- _Objective_
Spot each line that carries the word "content"; copy those lines.

- _Records to use_
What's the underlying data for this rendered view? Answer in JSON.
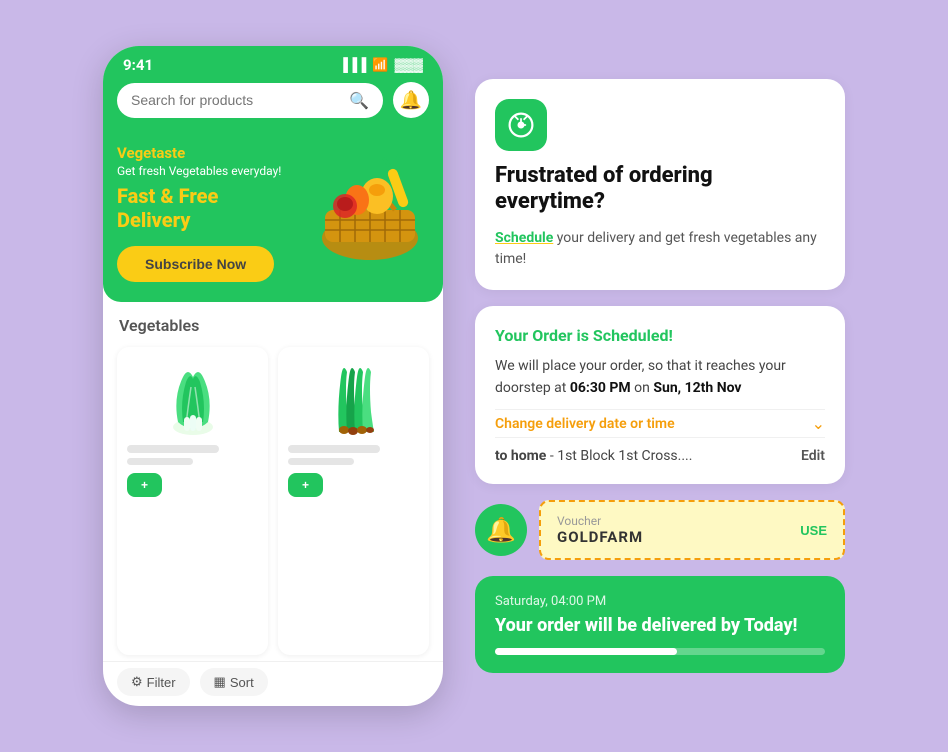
{
  "phone": {
    "status_time": "9:41",
    "search_placeholder": "Search for products",
    "banner": {
      "brand": "Vegetaste",
      "subtitle": "Get fresh Vegetables everyday!",
      "title": "Fast & Free Delivery",
      "subscribe_btn": "Subscribe Now"
    },
    "section_title": "Vegetables",
    "bottom_bar": {
      "filter": "Filter",
      "sort": "Sort"
    }
  },
  "right": {
    "card1": {
      "headline": "Frustrated of ordering everytime?",
      "body_prefix": " your delivery and get fresh vegetables any time!",
      "highlight": "Schedule"
    },
    "card2": {
      "title": "Your Order is Scheduled!",
      "body_prefix": "We will place your order, so that it reaches your doorstep at ",
      "time": "06:30 PM",
      "on_label": " on ",
      "date": "Sun, 12th Nov",
      "change_label": "Change delivery date or time",
      "address_label": "to home",
      "address_value": "- 1st Block 1st Cross....",
      "edit_label": "Edit"
    },
    "voucher": {
      "label": "Voucher",
      "code": "GOLDFARM",
      "use_btn": "USE"
    },
    "delivery": {
      "time": "Saturday, 04:00 PM",
      "message": "Your order will be delivered by Today!",
      "progress": 55
    }
  }
}
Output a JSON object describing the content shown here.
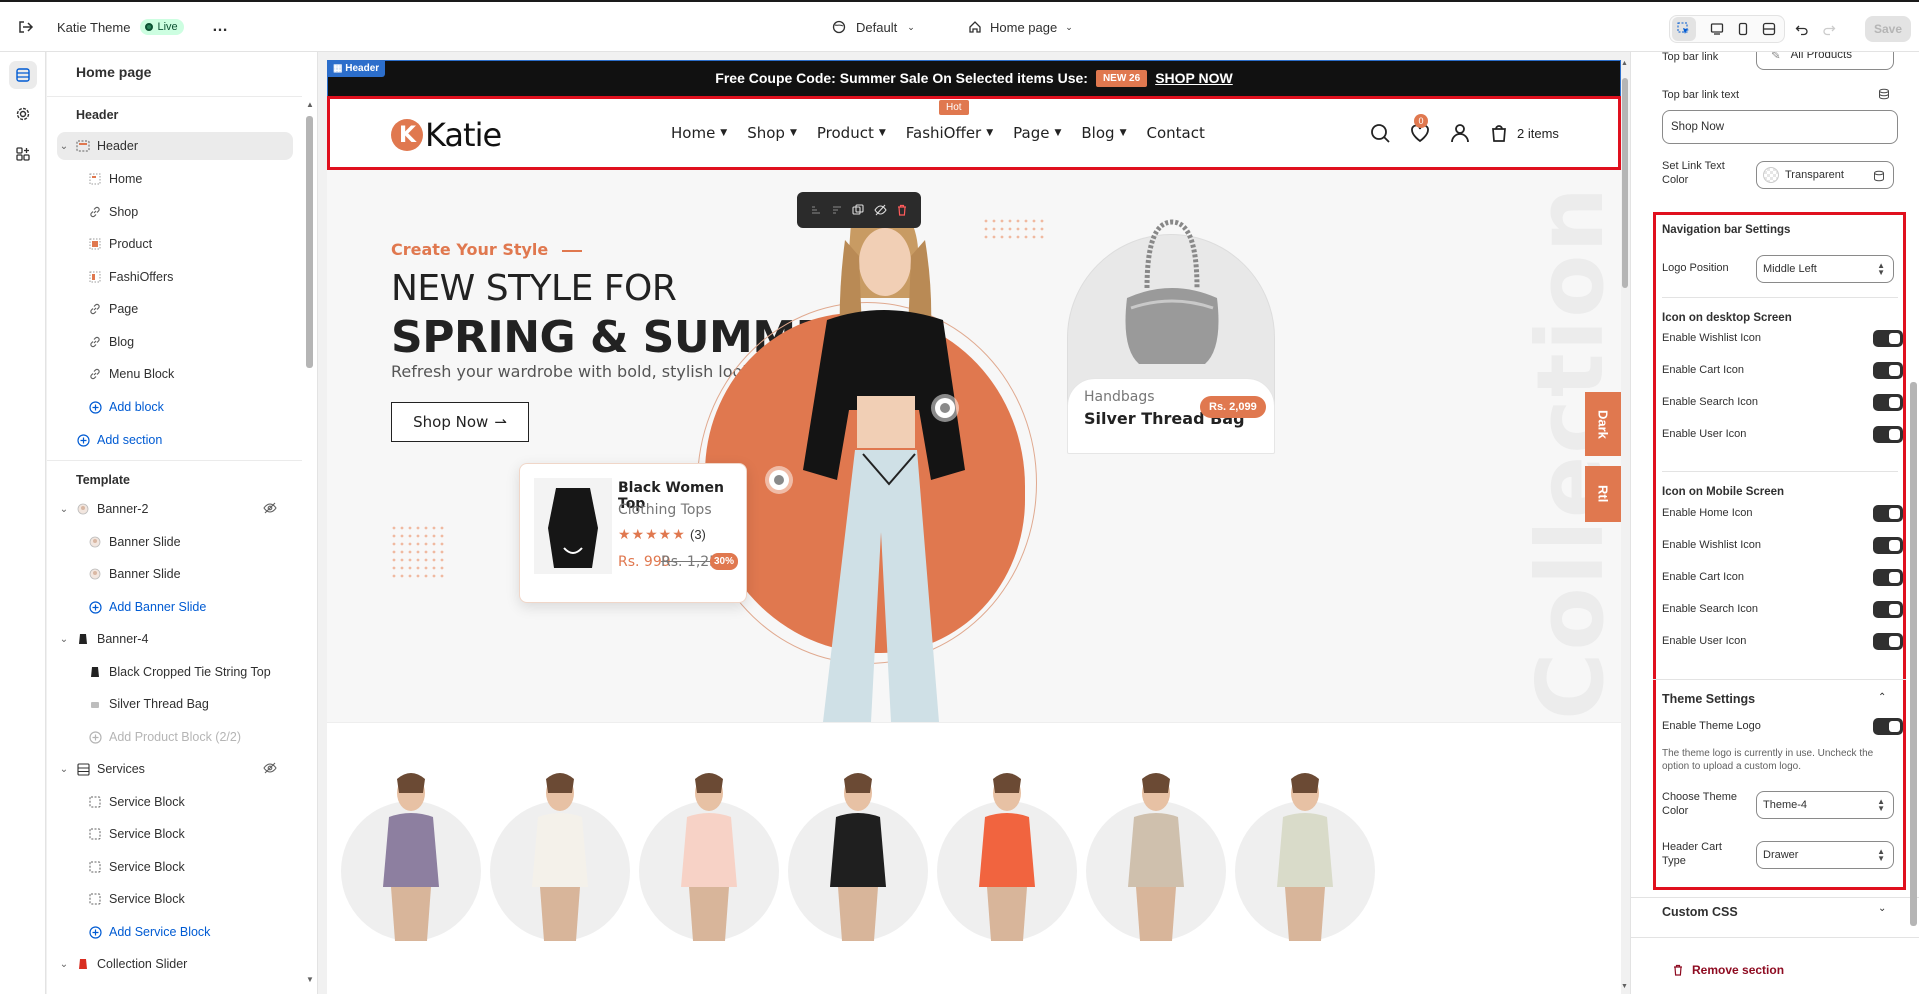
{
  "topbar": {
    "theme_name": "Katie Theme",
    "live_label": "Live",
    "more_label": "…",
    "preset": "Default",
    "page_selector": "Home page",
    "save_label": "Save"
  },
  "left_panel": {
    "title": "Home page",
    "header_section_label": "Header",
    "header_group": {
      "label": "Header",
      "items": [
        {
          "label": "Home",
          "icon": "menu-icon"
        },
        {
          "label": "Shop",
          "icon": "link-icon"
        },
        {
          "label": "Product",
          "icon": "menu-icon"
        },
        {
          "label": "FashiOffers",
          "icon": "menu-icon"
        },
        {
          "label": "Page",
          "icon": "link-icon"
        },
        {
          "label": "Blog",
          "icon": "link-icon"
        },
        {
          "label": "Menu Block",
          "icon": "link-icon"
        }
      ],
      "add_block": "Add block"
    },
    "add_section": "Add section",
    "template_label": "Template",
    "banner2": {
      "label": "Banner-2",
      "items": [
        "Banner Slide",
        "Banner Slide"
      ],
      "add": "Add Banner Slide"
    },
    "banner4": {
      "label": "Banner-4",
      "items": [
        "Black Cropped Tie String Top",
        "Silver Thread Bag"
      ],
      "add": "Add Product Block (2/2)"
    },
    "services": {
      "label": "Services",
      "items": [
        "Service Block",
        "Service Block",
        "Service Block",
        "Service Block"
      ],
      "add": "Add Service Block"
    },
    "collection_slider": {
      "label": "Collection Slider"
    }
  },
  "store": {
    "header_tag": "Header",
    "announcement": {
      "text": "Free Coupe Code: Summer Sale On Selected items Use:",
      "code": "NEW 26",
      "link": "SHOP NOW"
    },
    "logo_text": "Katie",
    "menu": [
      "Home",
      "Shop",
      "Product",
      "FashiOffer",
      "Page",
      "Blog",
      "Contact"
    ],
    "hot_badge": "Hot",
    "wishlist_count": "0",
    "cart_label": "2 items",
    "hero": {
      "subtitle": "Create Your Style",
      "title_line1": "NEW STYLE FOR",
      "title_line2": "SPRING & SUMMER",
      "description": "Refresh your wardrobe with bold, stylish looks from our Spring & Summer",
      "button": "Shop Now",
      "background_word": "Collection"
    },
    "product_card": {
      "name": "Black Women Top",
      "category": "Clothing Tops",
      "stars": "★★★★★",
      "review_count": "(3)",
      "price": "Rs. 999",
      "old_price": "Rs. 1,259",
      "discount": "30%"
    },
    "bag_card": {
      "category": "Handbags",
      "name": "Silver Thread Bag",
      "price": "Rs. 2,099"
    },
    "side_tabs": {
      "dark": "Dark",
      "rtl": "Rtl"
    },
    "category_count_visible": 7
  },
  "right_panel": {
    "top_bar_link_label": "Top bar link",
    "top_bar_link_value": "All Products",
    "top_bar_link_text_label": "Top bar link text",
    "top_bar_link_text_value": "Shop Now",
    "set_link_text_color_label": "Set Link Text Color",
    "set_link_text_color_value": "Transparent",
    "nav_heading": "Navigation bar Settings",
    "logo_position_label": "Logo Position",
    "logo_position_value": "Middle Left",
    "desktop_heading": "Icon on desktop Screen",
    "desktop_toggles": [
      "Enable Wishlist Icon",
      "Enable Cart Icon",
      "Enable Search Icon",
      "Enable User Icon"
    ],
    "mobile_heading": "Icon on Mobile Screen",
    "mobile_toggles": [
      "Enable Home Icon",
      "Enable Wishlist Icon",
      "Enable Cart Icon",
      "Enable Search Icon",
      "Enable User Icon"
    ],
    "theme_heading": "Theme Settings",
    "theme_logo_label": "Enable Theme Logo",
    "theme_logo_help": "The theme logo is currently in use. Uncheck the option to upload a custom logo.",
    "theme_color_label": "Choose Theme Color",
    "theme_color_value": "Theme-4",
    "cart_type_label": "Header Cart Type",
    "cart_type_value": "Drawer",
    "custom_css": "Custom CSS",
    "remove_section": "Remove section"
  },
  "colors": {
    "accent": "#e0784f",
    "selection_red": "#e0101e",
    "link_blue": "#005bd3",
    "toggle_on": "#303030"
  }
}
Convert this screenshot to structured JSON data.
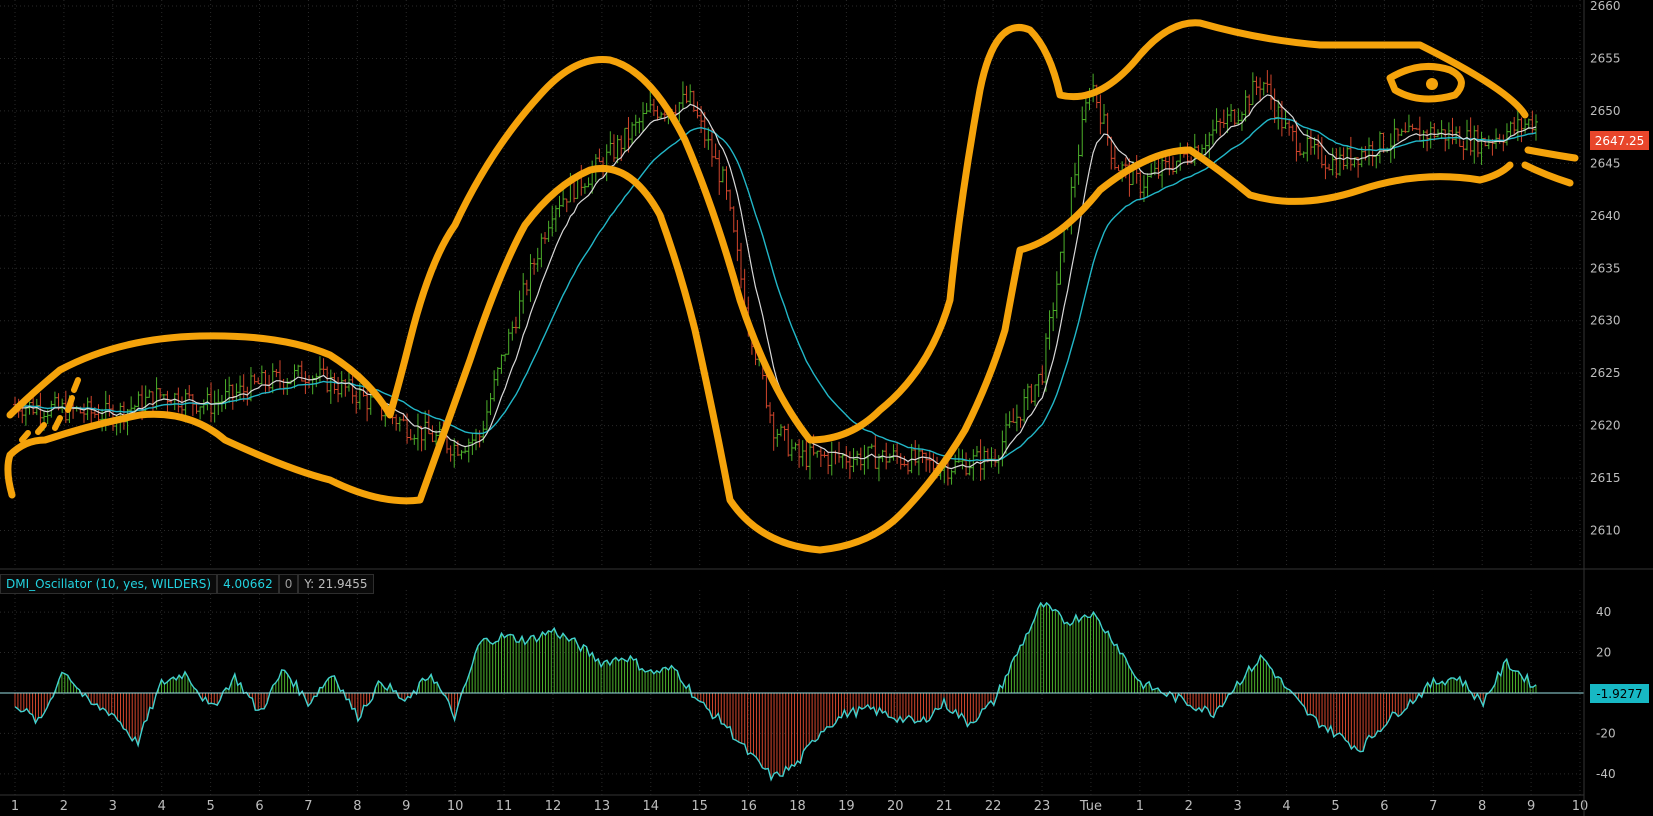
{
  "study": {
    "name": "DMI_Oscillator (10, yes, WILDERS)",
    "value": "4.00662",
    "zero": "0",
    "y_readout": "Y: 21.9455"
  },
  "tags": {
    "last_price": "2647.25",
    "osc_last": "-1.9277"
  },
  "colors": {
    "background": "#000000",
    "grid": "#2a2a2a",
    "up_bar": "#4caf2a",
    "down_bar": "#d0452c",
    "fast_ma": "#d8d8d8",
    "slow_ma": "#22b7c8",
    "osc_line": "#41d1cf",
    "osc_pos": "#4caf2a",
    "osc_neg": "#d0452c",
    "annotation": "#f5a30b"
  },
  "chart_data": [
    {
      "type": "line",
      "title": "",
      "xlabel": "",
      "ylabel": "",
      "ylim": [
        2607,
        2660
      ],
      "yticks": [
        2610,
        2615,
        2620,
        2625,
        2630,
        2635,
        2640,
        2645,
        2650,
        2655,
        2660
      ],
      "x_tick_labels": [
        "1",
        "2",
        "3",
        "4",
        "5",
        "6",
        "7",
        "8",
        "9",
        "10",
        "11",
        "12",
        "13",
        "14",
        "15",
        "16",
        "18",
        "19",
        "20",
        "21",
        "22",
        "23",
        "Tue",
        "1",
        "2",
        "3",
        "4",
        "5",
        "6",
        "7",
        "8",
        "9",
        "10"
      ],
      "grid": true,
      "series": [
        {
          "points": [
            [
              0,
              2622
            ],
            [
              2,
              2621
            ],
            [
              3,
              2623
            ],
            [
              4,
              2622
            ],
            [
              5,
              2624
            ],
            [
              6,
              2625
            ],
            [
              7,
              2623
            ],
            [
              8,
              2620
            ],
            [
              9,
              2618
            ],
            [
              9.5,
              2619
            ],
            [
              10,
              2627
            ],
            [
              11,
              2641
            ],
            [
              12,
              2645
            ],
            [
              13,
              2650
            ],
            [
              13.8,
              2651
            ],
            [
              14.5,
              2643
            ],
            [
              15,
              2630
            ],
            [
              15.5,
              2620
            ],
            [
              16,
              2617
            ],
            [
              18,
              2617
            ],
            [
              19,
              2616
            ],
            [
              20,
              2617
            ],
            [
              21,
              2625
            ],
            [
              21.7,
              2645
            ],
            [
              22,
              2653
            ],
            [
              22.5,
              2645
            ],
            [
              23,
              2643
            ],
            [
              24,
              2646
            ],
            [
              25,
              2650
            ],
            [
              25.5,
              2653
            ],
            [
              26,
              2648
            ],
            [
              26.5,
              2646
            ],
            [
              27,
              2645
            ],
            [
              28,
              2647
            ],
            [
              29,
              2648
            ],
            [
              30,
              2647
            ],
            [
              31,
              2649
            ],
            [
              32,
              2648
            ]
          ]
        }
      ],
      "last_price": 2647.25
    },
    {
      "type": "bar",
      "title": "DMI_Oscillator (10, yes, WILDERS)",
      "ylim": [
        -48,
        46
      ],
      "yticks": [
        40,
        20,
        -20,
        -40
      ],
      "series": [
        {
          "points": [
            [
              0,
              -5
            ],
            [
              0.5,
              -15
            ],
            [
              1,
              12
            ],
            [
              1.5,
              -5
            ],
            [
              2,
              -10
            ],
            [
              2.5,
              -25
            ],
            [
              3,
              5
            ],
            [
              3.5,
              10
            ],
            [
              4,
              -8
            ],
            [
              4.5,
              8
            ],
            [
              5,
              -10
            ],
            [
              5.5,
              12
            ],
            [
              6,
              -5
            ],
            [
              6.5,
              10
            ],
            [
              7,
              -12
            ],
            [
              7.5,
              6
            ],
            [
              8,
              -5
            ],
            [
              8.5,
              10
            ],
            [
              9,
              -12
            ],
            [
              9.5,
              25
            ],
            [
              10,
              28
            ],
            [
              10.5,
              26
            ],
            [
              11,
              31
            ],
            [
              11.5,
              24
            ],
            [
              12,
              15
            ],
            [
              12.5,
              18
            ],
            [
              13,
              10
            ],
            [
              13.5,
              12
            ],
            [
              14,
              -5
            ],
            [
              14.5,
              -15
            ],
            [
              15,
              -30
            ],
            [
              15.5,
              -42
            ],
            [
              16,
              -35
            ],
            [
              16.5,
              -18
            ],
            [
              17,
              -10
            ],
            [
              17.5,
              -8
            ],
            [
              18,
              -12
            ],
            [
              18.5,
              -15
            ],
            [
              19,
              -5
            ],
            [
              19.5,
              -15
            ],
            [
              20,
              -5
            ],
            [
              20.5,
              20
            ],
            [
              21,
              44
            ],
            [
              21.5,
              35
            ],
            [
              22,
              40
            ],
            [
              22.5,
              25
            ],
            [
              23,
              5
            ],
            [
              23.5,
              0
            ],
            [
              24,
              -5
            ],
            [
              24.5,
              -10
            ],
            [
              25,
              5
            ],
            [
              25.5,
              18
            ],
            [
              26,
              2
            ],
            [
              26.5,
              -12
            ],
            [
              27,
              -20
            ],
            [
              27.5,
              -28
            ],
            [
              28,
              -15
            ],
            [
              28.5,
              -5
            ],
            [
              29,
              5
            ],
            [
              29.5,
              8
            ],
            [
              30,
              -5
            ],
            [
              30.5,
              15
            ],
            [
              31,
              5
            ],
            [
              31.5,
              -5
            ],
            [
              32,
              -2
            ]
          ]
        }
      ],
      "last_value": -1.9277
    }
  ]
}
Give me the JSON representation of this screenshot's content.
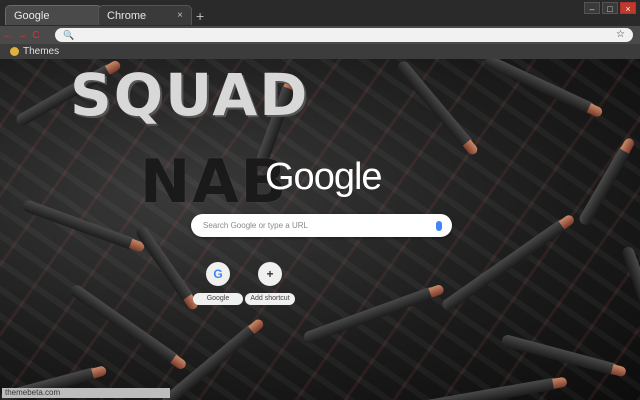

- _The result_
Output a JSON object describing the content shown here.
Give me the JSON representation of this screenshot's content.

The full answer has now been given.